Aim of the task:
Locate every line that holds the string "Cement" and copy it.

Dataset entries:
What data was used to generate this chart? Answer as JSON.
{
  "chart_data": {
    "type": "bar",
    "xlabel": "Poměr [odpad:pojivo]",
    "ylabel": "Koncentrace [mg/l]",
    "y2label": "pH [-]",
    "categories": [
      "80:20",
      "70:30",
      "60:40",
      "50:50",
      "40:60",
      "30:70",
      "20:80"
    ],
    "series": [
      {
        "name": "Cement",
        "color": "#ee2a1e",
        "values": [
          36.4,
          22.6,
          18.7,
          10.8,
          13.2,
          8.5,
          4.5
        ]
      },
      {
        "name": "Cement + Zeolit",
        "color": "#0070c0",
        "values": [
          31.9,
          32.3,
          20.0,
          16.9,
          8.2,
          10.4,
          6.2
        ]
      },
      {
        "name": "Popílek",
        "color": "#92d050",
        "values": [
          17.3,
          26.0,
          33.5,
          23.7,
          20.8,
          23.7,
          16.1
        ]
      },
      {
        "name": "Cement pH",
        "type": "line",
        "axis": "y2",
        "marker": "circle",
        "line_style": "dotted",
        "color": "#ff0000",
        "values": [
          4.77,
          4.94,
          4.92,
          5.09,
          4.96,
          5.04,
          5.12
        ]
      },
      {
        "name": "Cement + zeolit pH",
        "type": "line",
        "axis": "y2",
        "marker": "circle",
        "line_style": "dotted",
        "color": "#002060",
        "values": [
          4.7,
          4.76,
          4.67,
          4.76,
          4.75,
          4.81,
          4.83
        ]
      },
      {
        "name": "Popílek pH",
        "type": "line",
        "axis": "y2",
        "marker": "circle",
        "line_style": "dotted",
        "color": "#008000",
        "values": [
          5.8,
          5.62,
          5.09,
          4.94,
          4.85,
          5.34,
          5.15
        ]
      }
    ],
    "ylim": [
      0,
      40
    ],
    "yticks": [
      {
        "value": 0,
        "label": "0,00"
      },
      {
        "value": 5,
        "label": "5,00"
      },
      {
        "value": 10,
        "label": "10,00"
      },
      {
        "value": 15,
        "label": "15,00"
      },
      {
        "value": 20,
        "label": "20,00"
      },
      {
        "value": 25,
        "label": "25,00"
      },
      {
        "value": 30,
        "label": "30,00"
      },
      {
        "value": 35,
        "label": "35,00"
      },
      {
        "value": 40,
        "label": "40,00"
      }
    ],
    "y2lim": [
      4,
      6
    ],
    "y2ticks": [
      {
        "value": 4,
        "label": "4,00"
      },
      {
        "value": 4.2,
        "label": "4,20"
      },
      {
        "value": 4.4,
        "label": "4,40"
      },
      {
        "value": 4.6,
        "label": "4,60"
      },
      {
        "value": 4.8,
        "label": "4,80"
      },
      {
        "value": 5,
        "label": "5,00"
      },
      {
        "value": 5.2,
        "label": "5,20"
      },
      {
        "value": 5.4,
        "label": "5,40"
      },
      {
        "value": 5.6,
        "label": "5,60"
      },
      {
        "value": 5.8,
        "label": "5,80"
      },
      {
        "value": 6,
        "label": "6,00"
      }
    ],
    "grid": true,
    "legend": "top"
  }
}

In response:
        "name": "Cement",
        "name": "Cement + Zeolit",
        "name": "Cement pH",
        "name": "Cement + zeolit pH",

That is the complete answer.